+++ Listed records +++

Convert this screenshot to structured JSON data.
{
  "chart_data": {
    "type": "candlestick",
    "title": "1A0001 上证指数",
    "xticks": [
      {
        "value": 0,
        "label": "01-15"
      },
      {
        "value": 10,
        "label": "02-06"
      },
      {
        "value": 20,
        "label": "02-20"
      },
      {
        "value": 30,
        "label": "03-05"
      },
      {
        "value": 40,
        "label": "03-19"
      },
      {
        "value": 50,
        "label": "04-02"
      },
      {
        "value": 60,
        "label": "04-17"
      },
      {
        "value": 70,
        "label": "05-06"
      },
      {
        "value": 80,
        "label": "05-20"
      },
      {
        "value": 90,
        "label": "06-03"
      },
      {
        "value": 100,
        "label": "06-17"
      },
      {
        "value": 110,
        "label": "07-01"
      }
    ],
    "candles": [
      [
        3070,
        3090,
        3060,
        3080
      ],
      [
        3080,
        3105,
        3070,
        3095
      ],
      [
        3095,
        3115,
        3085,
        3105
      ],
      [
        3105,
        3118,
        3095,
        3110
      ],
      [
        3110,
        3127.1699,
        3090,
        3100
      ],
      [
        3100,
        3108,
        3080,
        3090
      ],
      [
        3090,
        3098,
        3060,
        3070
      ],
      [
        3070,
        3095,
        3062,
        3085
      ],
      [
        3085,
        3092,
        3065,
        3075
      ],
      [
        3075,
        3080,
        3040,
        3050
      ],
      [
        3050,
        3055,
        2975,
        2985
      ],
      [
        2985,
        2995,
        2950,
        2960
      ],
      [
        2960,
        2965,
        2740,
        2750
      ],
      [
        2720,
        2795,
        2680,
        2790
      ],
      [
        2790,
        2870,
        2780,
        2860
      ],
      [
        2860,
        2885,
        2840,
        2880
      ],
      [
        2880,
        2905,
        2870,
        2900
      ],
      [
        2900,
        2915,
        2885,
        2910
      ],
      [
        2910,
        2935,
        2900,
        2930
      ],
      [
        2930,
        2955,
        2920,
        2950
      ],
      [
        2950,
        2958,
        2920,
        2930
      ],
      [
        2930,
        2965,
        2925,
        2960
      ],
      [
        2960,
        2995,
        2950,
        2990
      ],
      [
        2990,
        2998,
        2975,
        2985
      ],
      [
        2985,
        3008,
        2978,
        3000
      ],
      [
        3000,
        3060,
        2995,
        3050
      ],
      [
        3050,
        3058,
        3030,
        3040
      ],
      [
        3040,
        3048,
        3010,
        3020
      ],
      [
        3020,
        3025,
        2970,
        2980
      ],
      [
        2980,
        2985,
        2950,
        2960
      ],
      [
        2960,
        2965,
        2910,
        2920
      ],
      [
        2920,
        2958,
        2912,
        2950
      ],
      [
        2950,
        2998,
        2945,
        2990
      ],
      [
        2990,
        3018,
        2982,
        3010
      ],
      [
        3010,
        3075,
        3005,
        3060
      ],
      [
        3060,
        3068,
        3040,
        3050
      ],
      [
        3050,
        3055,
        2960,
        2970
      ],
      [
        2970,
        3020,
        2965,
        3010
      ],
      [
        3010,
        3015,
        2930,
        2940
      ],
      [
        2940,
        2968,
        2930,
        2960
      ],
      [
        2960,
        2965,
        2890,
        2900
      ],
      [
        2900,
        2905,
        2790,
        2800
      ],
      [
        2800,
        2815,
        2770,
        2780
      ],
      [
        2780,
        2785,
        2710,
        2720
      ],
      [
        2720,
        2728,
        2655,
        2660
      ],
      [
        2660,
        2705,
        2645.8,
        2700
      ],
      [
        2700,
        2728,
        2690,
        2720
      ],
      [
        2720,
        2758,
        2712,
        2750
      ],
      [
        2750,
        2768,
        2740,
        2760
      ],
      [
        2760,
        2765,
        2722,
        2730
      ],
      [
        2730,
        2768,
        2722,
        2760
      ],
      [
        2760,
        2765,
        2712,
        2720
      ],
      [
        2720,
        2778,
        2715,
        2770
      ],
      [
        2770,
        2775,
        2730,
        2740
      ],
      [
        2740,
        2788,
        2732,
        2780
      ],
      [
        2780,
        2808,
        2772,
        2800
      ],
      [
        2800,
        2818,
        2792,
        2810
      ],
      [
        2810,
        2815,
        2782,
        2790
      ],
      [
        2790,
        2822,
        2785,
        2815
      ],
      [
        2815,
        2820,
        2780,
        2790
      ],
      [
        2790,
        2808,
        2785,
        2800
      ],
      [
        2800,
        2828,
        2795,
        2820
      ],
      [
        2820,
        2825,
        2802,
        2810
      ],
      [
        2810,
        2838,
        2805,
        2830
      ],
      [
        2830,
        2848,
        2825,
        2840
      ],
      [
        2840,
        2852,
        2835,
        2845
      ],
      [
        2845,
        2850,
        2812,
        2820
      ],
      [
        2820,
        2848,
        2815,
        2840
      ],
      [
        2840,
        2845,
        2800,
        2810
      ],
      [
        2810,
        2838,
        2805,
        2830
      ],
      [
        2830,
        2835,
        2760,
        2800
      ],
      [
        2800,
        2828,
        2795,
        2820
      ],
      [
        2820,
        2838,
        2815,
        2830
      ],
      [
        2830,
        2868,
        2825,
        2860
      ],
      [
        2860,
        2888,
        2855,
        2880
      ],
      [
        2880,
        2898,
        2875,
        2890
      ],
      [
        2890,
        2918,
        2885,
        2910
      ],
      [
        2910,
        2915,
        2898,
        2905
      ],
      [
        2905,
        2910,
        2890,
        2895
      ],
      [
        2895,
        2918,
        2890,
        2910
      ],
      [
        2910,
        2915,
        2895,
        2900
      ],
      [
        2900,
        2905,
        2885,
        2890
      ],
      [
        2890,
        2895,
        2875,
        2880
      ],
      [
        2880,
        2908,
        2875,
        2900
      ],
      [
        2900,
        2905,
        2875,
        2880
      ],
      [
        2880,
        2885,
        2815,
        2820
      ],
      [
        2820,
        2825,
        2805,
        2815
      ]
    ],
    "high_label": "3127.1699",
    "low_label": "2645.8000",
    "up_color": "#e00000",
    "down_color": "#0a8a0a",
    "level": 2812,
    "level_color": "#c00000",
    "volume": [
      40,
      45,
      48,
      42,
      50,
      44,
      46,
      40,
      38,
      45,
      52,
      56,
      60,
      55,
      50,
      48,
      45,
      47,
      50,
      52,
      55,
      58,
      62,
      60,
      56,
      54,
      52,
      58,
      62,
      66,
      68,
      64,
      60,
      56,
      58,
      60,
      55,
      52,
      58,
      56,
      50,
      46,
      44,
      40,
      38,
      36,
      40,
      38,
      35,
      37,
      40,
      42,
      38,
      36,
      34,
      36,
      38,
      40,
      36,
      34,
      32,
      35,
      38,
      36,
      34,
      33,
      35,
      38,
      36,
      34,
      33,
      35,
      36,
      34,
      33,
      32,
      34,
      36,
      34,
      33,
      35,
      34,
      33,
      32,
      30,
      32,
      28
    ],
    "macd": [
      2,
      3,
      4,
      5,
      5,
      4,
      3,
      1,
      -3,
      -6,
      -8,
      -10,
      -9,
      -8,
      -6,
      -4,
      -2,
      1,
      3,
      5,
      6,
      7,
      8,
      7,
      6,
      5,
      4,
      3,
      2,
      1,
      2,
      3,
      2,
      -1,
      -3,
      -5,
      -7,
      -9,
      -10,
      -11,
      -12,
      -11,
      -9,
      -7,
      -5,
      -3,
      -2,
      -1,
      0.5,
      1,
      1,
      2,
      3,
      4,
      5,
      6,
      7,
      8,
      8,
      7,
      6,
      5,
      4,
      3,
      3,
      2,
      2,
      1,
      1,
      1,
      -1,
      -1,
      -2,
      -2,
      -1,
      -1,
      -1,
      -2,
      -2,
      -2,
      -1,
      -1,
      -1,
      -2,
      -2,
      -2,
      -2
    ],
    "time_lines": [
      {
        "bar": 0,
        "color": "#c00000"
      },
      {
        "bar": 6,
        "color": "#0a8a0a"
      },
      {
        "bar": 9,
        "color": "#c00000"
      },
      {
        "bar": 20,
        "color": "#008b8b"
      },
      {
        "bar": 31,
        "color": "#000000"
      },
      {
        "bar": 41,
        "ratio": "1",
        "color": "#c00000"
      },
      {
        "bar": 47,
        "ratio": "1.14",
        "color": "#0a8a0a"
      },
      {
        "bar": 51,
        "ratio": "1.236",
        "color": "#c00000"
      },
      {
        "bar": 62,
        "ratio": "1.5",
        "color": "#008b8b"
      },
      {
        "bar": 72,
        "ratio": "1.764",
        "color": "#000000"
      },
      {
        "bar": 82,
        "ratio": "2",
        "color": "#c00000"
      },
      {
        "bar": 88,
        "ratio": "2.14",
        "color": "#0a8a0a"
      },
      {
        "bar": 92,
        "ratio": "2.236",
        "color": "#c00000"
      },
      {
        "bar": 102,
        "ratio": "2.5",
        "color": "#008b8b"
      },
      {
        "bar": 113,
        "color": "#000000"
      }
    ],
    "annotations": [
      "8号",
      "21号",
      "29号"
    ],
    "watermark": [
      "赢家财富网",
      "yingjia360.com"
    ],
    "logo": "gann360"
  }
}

+++

*To do*:
Where a line contains the string "value", extract that line.

*Output of the task*:
        "value": 0,
        "value": 10,
        "value": 20,
        "value": 30,
        "value": 40,
        "value": 50,
        "value": 60,
        "value": 70,
        "value": 80,
        "value": 90,
        "value": 100,
        "value": 110,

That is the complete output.